# Your objective:
In full and without alteration, repeat the material.

(Figure contents as structured data)
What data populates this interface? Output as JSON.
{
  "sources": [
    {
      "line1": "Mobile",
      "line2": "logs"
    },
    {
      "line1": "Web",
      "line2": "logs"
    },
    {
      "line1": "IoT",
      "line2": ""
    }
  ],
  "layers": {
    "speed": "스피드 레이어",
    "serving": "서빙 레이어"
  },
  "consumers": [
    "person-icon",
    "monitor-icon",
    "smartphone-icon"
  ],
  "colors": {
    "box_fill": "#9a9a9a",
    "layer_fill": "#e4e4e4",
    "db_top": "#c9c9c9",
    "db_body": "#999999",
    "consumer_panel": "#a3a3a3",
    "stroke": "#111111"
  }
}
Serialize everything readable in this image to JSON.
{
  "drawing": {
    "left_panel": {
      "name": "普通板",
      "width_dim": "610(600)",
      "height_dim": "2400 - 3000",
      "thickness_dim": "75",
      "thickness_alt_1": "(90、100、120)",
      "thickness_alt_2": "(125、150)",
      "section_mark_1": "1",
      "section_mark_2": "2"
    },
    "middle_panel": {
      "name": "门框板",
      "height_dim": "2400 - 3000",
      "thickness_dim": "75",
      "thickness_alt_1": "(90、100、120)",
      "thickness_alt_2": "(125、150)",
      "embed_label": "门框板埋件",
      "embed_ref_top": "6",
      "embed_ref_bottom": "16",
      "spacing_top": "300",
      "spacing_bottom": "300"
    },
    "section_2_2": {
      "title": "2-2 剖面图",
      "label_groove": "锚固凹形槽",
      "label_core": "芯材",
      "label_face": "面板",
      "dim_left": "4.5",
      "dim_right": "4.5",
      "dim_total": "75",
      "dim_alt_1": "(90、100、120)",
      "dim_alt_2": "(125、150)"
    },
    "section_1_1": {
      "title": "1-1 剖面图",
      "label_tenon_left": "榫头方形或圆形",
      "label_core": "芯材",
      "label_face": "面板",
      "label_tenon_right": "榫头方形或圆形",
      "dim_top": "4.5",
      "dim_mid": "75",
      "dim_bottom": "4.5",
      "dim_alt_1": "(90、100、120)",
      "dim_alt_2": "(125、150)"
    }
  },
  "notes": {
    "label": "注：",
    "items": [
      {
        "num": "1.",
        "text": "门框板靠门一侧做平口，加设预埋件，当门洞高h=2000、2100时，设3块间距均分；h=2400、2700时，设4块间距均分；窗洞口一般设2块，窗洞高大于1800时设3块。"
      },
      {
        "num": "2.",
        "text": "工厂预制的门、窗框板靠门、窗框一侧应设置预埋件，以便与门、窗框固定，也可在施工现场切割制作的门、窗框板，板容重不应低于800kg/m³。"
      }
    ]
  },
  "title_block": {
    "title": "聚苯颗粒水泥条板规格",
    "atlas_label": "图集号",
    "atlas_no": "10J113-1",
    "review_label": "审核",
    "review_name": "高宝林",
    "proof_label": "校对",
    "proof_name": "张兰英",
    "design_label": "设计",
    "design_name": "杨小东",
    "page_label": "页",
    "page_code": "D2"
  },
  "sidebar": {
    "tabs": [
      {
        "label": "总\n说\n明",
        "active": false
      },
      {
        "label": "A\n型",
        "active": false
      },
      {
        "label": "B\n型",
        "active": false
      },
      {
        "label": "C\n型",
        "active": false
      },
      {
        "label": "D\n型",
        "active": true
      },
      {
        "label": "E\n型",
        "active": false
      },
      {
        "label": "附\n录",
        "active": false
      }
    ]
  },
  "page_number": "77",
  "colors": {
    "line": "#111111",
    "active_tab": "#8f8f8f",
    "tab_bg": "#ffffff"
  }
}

# Result:
What data populates this interface? Output as JSON.
{
  "sources": [
    {
      "line1": "Mobile",
      "line2": "logs"
    },
    {
      "line1": "Web",
      "line2": "logs"
    },
    {
      "line1": "IoT",
      "line2": ""
    }
  ],
  "layers": {
    "speed": "스피드 레이어",
    "serving": "서빙 레이어"
  },
  "consumers": [
    "person-icon",
    "monitor-icon",
    "smartphone-icon"
  ],
  "colors": {
    "box_fill": "#9a9a9a",
    "layer_fill": "#e4e4e4",
    "db_top": "#c9c9c9",
    "db_body": "#999999",
    "consumer_panel": "#a3a3a3",
    "stroke": "#111111"
  }
}
Serialize everything readable in this image to JSON.
{
  "drawing": {
    "left_panel": {
      "name": "普通板",
      "width_dim": "610(600)",
      "height_dim": "2400 - 3000",
      "thickness_dim": "75",
      "thickness_alt_1": "(90、100、120)",
      "thickness_alt_2": "(125、150)",
      "section_mark_1": "1",
      "section_mark_2": "2"
    },
    "middle_panel": {
      "name": "门框板",
      "height_dim": "2400 - 3000",
      "thickness_dim": "75",
      "thickness_alt_1": "(90、100、120)",
      "thickness_alt_2": "(125、150)",
      "embed_label": "门框板埋件",
      "embed_ref_top": "6",
      "embed_ref_bottom": "16",
      "spacing_top": "300",
      "spacing_bottom": "300"
    },
    "section_2_2": {
      "title": "2-2 剖面图",
      "label_groove": "锚固凹形槽",
      "label_core": "芯材",
      "label_face": "面板",
      "dim_left": "4.5",
      "dim_right": "4.5",
      "dim_total": "75",
      "dim_alt_1": "(90、100、120)",
      "dim_alt_2": "(125、150)"
    },
    "section_1_1": {
      "title": "1-1 剖面图",
      "label_tenon_left": "榫头方形或圆形",
      "label_core": "芯材",
      "label_face": "面板",
      "label_tenon_right": "榫头方形或圆形",
      "dim_top": "4.5",
      "dim_mid": "75",
      "dim_bottom": "4.5",
      "dim_alt_1": "(90、100、120)",
      "dim_alt_2": "(125、150)"
    }
  },
  "notes": {
    "label": "注：",
    "items": [
      {
        "num": "1.",
        "text": "门框板靠门一侧做平口，加设预埋件，当门洞高h=2000、2100时，设3块间距均分；h=2400、2700时，设4块间距均分；窗洞口一般设2块，窗洞高大于1800时设3块。"
      },
      {
        "num": "2.",
        "text": "工厂预制的门、窗框板靠门、窗框一侧应设置预埋件，以便与门、窗框固定，也可在施工现场切割制作的门、窗框板，板容重不应低于800kg/m³。"
      }
    ]
  },
  "title_block": {
    "title": "聚苯颗粒水泥条板规格",
    "atlas_label": "图集号",
    "atlas_no": "10J113-1",
    "review_label": "审核",
    "review_name": "高宝林",
    "proof_label": "校对",
    "proof_name": "张兰英",
    "design_label": "设计",
    "design_name": "杨小东",
    "page_label": "页",
    "page_code": "D2"
  },
  "sidebar": {
    "tabs": [
      {
        "label": "总\n说\n明",
        "active": false
      },
      {
        "label": "A\n型",
        "active": false
      },
      {
        "label": "B\n型",
        "active": false
      },
      {
        "label": "C\n型",
        "active": false
      },
      {
        "label": "D\n型",
        "active": true
      },
      {
        "label": "E\n型",
        "active": false
      },
      {
        "label": "附\n录",
        "active": false
      }
    ]
  },
  "page_number": "77",
  "colors": {
    "line": "#111111",
    "active_tab": "#8f8f8f",
    "tab_bg": "#ffffff"
  }
}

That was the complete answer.